WHAT TO PRODUCE
Check each line of the material below for "niego". Report how many have it, with no other words.
━━ WORKING DATA ━━
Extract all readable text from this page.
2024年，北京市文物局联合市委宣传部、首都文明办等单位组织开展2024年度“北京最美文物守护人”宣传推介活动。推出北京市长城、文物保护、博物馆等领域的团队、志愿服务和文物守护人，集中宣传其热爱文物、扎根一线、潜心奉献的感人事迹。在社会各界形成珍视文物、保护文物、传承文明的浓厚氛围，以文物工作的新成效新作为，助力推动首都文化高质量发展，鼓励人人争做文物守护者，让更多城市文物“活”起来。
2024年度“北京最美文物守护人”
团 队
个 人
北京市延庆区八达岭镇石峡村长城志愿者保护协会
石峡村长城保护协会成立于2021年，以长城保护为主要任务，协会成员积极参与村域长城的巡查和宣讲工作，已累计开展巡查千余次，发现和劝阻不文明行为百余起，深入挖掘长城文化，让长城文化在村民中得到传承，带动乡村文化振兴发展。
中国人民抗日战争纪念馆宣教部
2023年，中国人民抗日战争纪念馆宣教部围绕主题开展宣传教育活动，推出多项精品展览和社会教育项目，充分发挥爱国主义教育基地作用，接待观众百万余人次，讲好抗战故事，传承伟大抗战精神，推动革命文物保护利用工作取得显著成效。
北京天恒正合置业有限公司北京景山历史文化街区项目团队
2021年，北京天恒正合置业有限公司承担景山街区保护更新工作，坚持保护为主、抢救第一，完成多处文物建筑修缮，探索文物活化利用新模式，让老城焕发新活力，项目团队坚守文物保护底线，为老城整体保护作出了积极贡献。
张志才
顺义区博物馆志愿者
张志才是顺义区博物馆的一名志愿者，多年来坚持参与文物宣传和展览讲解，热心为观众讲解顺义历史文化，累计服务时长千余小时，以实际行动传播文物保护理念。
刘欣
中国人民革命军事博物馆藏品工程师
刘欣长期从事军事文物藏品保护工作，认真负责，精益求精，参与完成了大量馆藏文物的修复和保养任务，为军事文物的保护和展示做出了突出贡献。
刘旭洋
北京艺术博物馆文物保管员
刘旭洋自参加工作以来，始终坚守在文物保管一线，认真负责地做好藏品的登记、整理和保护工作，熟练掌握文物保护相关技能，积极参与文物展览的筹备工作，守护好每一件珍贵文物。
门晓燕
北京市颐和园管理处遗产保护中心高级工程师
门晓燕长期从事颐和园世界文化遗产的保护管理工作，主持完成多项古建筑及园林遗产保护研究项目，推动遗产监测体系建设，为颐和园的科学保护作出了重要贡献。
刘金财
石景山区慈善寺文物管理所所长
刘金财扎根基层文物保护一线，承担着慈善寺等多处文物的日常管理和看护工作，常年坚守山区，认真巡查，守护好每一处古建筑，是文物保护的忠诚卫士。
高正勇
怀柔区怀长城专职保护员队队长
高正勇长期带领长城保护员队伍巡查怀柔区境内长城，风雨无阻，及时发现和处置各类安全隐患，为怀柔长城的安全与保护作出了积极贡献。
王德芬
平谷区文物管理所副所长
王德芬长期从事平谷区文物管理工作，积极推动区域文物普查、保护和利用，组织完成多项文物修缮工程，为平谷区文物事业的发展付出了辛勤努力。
━━━
━━ WORKING DATA ━━
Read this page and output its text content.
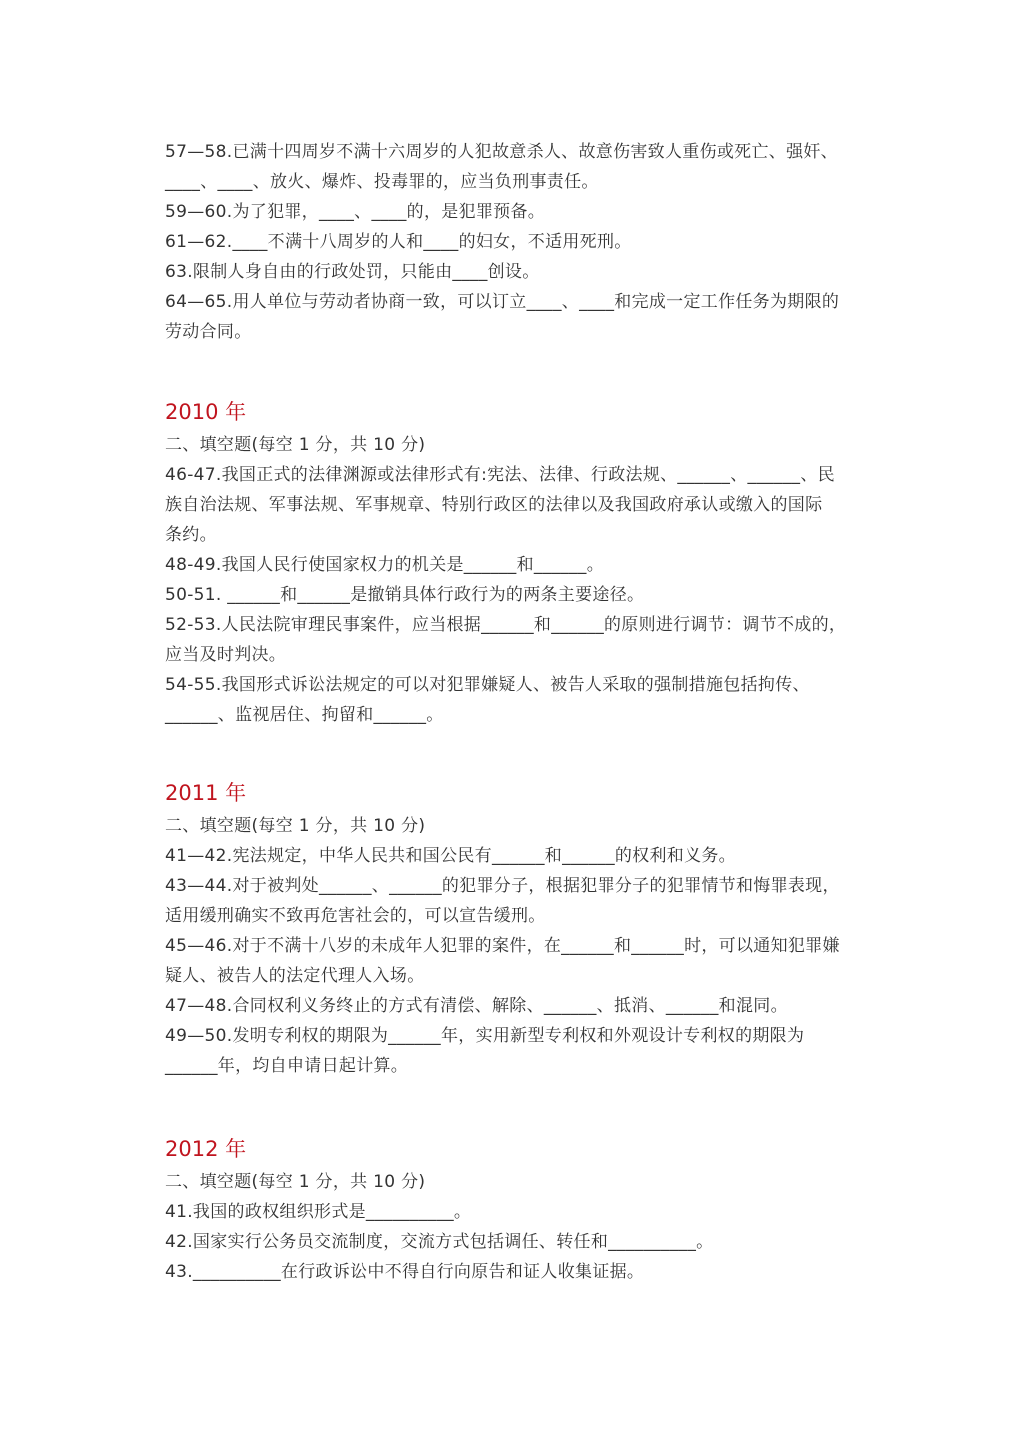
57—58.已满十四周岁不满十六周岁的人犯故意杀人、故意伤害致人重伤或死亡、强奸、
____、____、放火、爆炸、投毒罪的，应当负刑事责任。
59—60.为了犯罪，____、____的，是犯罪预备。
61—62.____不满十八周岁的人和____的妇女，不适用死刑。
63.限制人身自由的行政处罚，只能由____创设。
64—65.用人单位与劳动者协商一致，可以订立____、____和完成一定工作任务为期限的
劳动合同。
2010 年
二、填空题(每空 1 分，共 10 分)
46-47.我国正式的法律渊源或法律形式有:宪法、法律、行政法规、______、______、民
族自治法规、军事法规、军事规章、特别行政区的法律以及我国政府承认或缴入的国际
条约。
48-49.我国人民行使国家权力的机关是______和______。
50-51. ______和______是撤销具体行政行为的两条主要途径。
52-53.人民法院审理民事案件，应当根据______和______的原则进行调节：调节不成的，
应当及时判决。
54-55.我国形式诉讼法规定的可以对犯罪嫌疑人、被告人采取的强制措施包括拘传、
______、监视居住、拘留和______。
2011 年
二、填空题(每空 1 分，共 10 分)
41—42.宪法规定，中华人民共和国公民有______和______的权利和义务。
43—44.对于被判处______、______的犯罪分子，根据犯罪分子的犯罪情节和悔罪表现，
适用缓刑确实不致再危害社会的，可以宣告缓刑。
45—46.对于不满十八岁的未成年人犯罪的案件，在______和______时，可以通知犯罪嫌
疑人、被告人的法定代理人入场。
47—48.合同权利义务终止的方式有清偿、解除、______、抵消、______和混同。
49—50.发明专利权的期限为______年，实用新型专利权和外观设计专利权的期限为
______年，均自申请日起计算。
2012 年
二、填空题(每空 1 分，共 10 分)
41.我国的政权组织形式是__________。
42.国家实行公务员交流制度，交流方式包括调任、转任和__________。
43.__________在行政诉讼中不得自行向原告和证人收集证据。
━━━
━━ WORKING DATA ━━
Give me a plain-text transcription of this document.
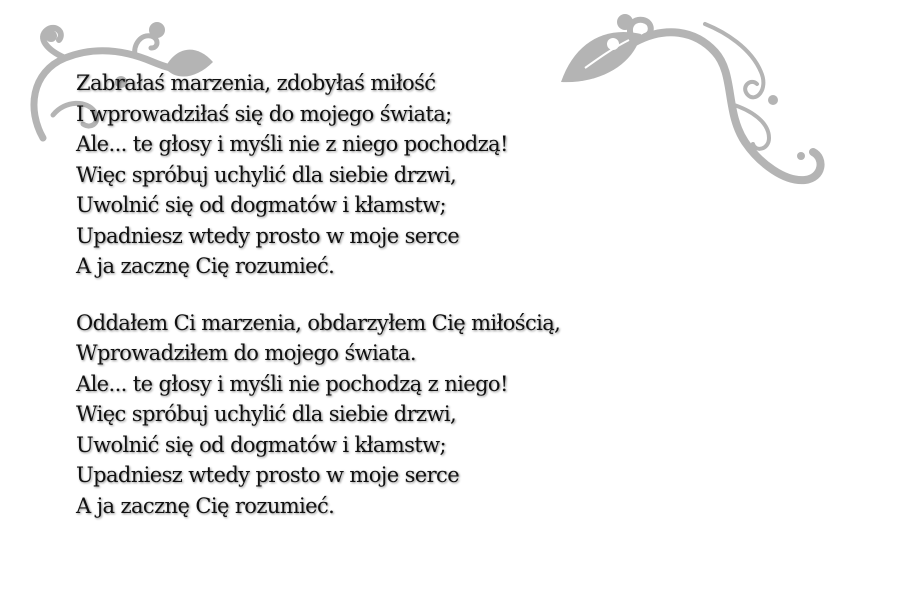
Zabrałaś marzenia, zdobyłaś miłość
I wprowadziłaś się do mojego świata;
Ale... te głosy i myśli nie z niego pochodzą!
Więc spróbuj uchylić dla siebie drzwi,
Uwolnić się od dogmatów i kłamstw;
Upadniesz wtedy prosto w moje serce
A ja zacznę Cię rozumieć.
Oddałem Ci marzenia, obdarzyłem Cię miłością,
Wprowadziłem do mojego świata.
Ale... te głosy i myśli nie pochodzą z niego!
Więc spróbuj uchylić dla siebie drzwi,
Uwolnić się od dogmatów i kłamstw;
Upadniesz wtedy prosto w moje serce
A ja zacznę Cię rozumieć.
━━━
EXERCISE OUTPUT
2